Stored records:

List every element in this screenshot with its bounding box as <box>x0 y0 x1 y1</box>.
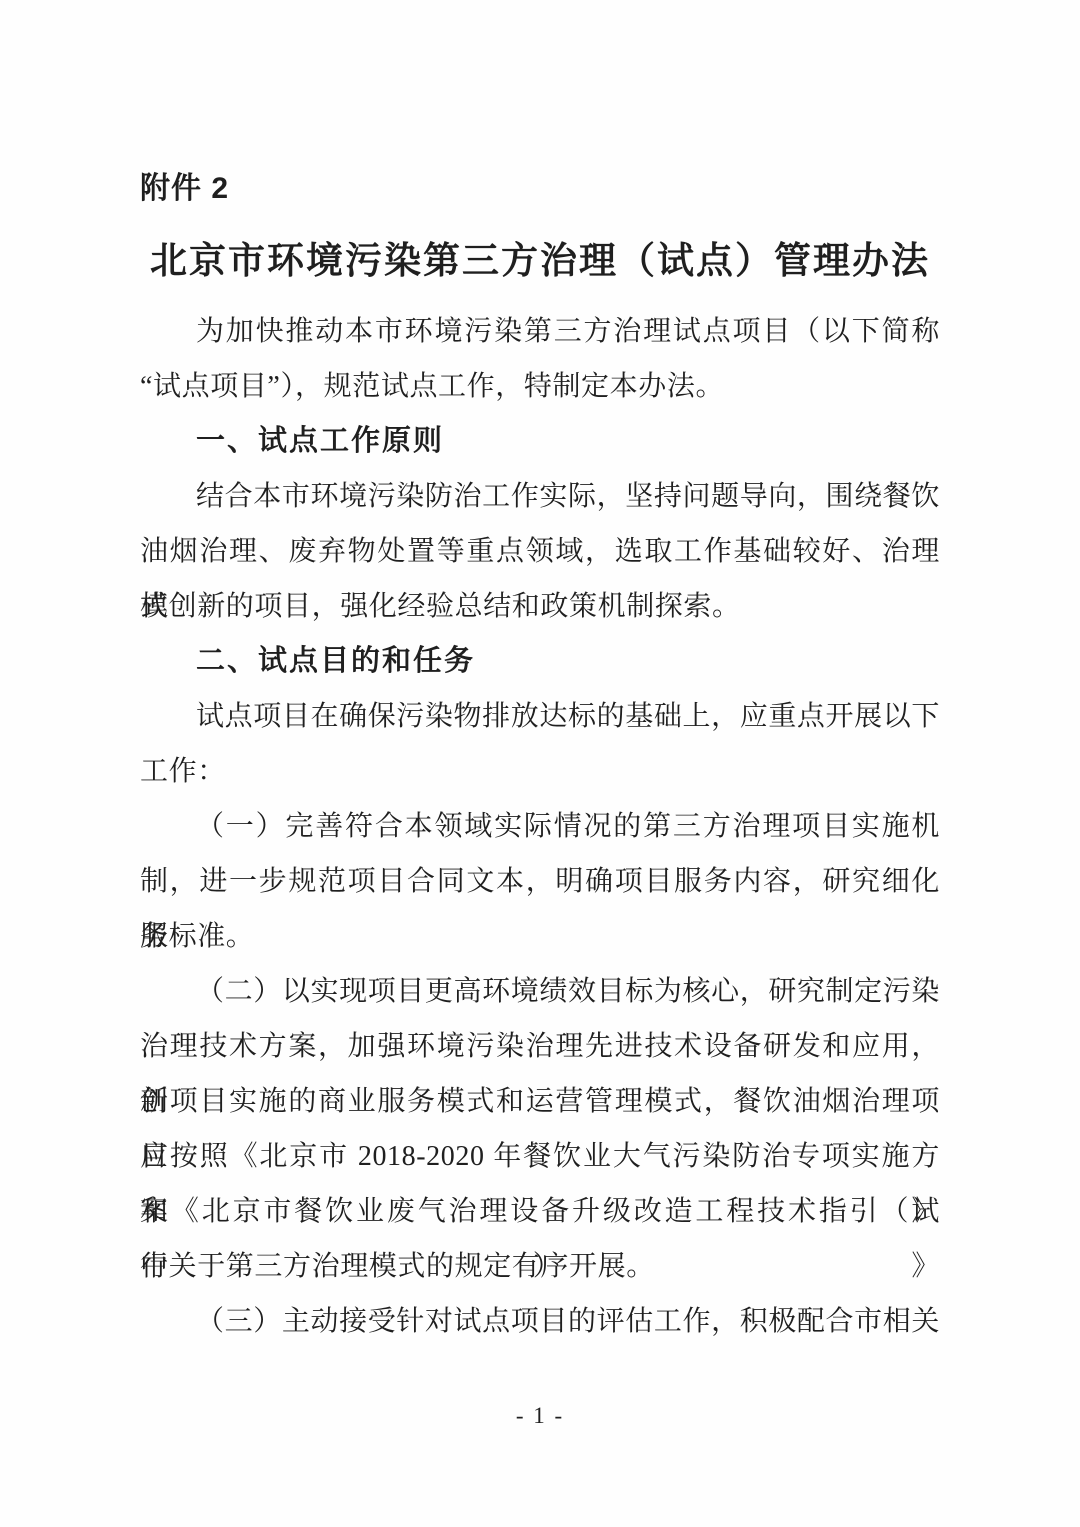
section-heading-2: 二、试点目的和任务 <box>140 634 940 689</box>
document-title: 北京市环境污染第三方治理（试点）管理办法 <box>0 230 1080 284</box>
document-page: 附件 2 北京市环境污染第三方治理（试点）管理办法 为加快推动本市环境污染第三方… <box>0 0 1080 1527</box>
text-line: “试点项目”），规范试点工作，特制定本办法。 <box>140 359 940 414</box>
document-body: 为加快推动本市环境污染第三方治理试点项目（以下简称 “试点项目”），规范试点工作… <box>140 304 940 1349</box>
text-line: 式创新的项目，强化经验总结和政策机制探索。 <box>140 579 940 634</box>
text-line: 结合本市环境污染防治工作实际，坚持问题导向，围绕餐饮 <box>140 469 940 524</box>
section-heading-1: 一、试点工作原则 <box>140 414 940 469</box>
text-line: 试点项目在确保污染物排放达标的基础上，应重点开展以下 <box>140 689 940 744</box>
text-line: （三）主动接受针对试点项目的评估工作，积极配合市相关 <box>140 1294 940 1349</box>
page-number: - 1 - <box>0 1403 1080 1429</box>
attachment-label: 附件 2 <box>140 163 229 207</box>
text-line: 新项目实施的商业服务模式和运营管理模式，餐饮油烟治理项目 <box>140 1074 940 1129</box>
text-line: 应按照《北京市 2018-2020 年餐饮业大气污染防治专项实施方案》 <box>140 1129 940 1184</box>
text-line: （一）完善符合本领域实际情况的第三方治理项目实施机 <box>140 799 940 854</box>
text-line: 制，进一步规范项目合同文本，明确项目服务内容，研究细化服 <box>140 854 940 909</box>
text-line: 务标准。 <box>140 909 940 964</box>
text-line: 治理技术方案，加强环境污染治理先进技术设备研发和应用，创 <box>140 1019 940 1074</box>
text-line: 为加快推动本市环境污染第三方治理试点项目（以下简称 <box>140 304 940 359</box>
text-line: 工作： <box>140 744 940 799</box>
text-line: （二）以实现项目更高环境绩效目标为核心，研究制定污染 <box>140 964 940 1019</box>
text-line: 油烟治理、废弃物处置等重点领域，选取工作基础较好、治理模 <box>140 524 940 579</box>
text-line: 和《北京市餐饮业废气治理设备升级改造工程技术指引（试行）》 <box>140 1184 940 1239</box>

(Problem requirements):
Copy the entries above, replacing every "text-line" with "text-row" and changing nothing else. Leave the pictures out.

(Output):
List every element in this screenshot with its bounding box as <box>x0 y0 x1 y1</box>.
section-heading-2: 二、试点目的和任务 <box>140 634 940 689</box>
document-title: 北京市环境污染第三方治理（试点）管理办法 <box>0 230 1080 284</box>
document-page: 附件 2 北京市环境污染第三方治理（试点）管理办法 为加快推动本市环境污染第三方… <box>0 0 1080 1527</box>
text-row: “试点项目”），规范试点工作，特制定本办法。 <box>140 359 940 414</box>
document-body: 为加快推动本市环境污染第三方治理试点项目（以下简称 “试点项目”），规范试点工作… <box>140 304 940 1349</box>
text-row: 式创新的项目，强化经验总结和政策机制探索。 <box>140 579 940 634</box>
text-row: 结合本市环境污染防治工作实际，坚持问题导向，围绕餐饮 <box>140 469 940 524</box>
section-heading-1: 一、试点工作原则 <box>140 414 940 469</box>
text-row: 试点项目在确保污染物排放达标的基础上，应重点开展以下 <box>140 689 940 744</box>
text-row: （三）主动接受针对试点项目的评估工作，积极配合市相关 <box>140 1294 940 1349</box>
page-number: - 1 - <box>0 1403 1080 1429</box>
attachment-label: 附件 2 <box>140 163 229 207</box>
text-row: 新项目实施的商业服务模式和运营管理模式，餐饮油烟治理项目 <box>140 1074 940 1129</box>
text-row: 应按照《北京市 2018-2020 年餐饮业大气污染防治专项实施方案》 <box>140 1129 940 1184</box>
text-row: （一）完善符合本领域实际情况的第三方治理项目实施机 <box>140 799 940 854</box>
text-row: 制，进一步规范项目合同文本，明确项目服务内容，研究细化服 <box>140 854 940 909</box>
text-row: 务标准。 <box>140 909 940 964</box>
text-row: 治理技术方案，加强环境污染治理先进技术设备研发和应用，创 <box>140 1019 940 1074</box>
text-row: 为加快推动本市环境污染第三方治理试点项目（以下简称 <box>140 304 940 359</box>
text-row: 工作： <box>140 744 940 799</box>
text-row: （二）以实现项目更高环境绩效目标为核心，研究制定污染 <box>140 964 940 1019</box>
text-row: 油烟治理、废弃物处置等重点领域，选取工作基础较好、治理模 <box>140 524 940 579</box>
text-row: 和《北京市餐饮业废气治理设备升级改造工程技术指引（试行）》 <box>140 1184 940 1239</box>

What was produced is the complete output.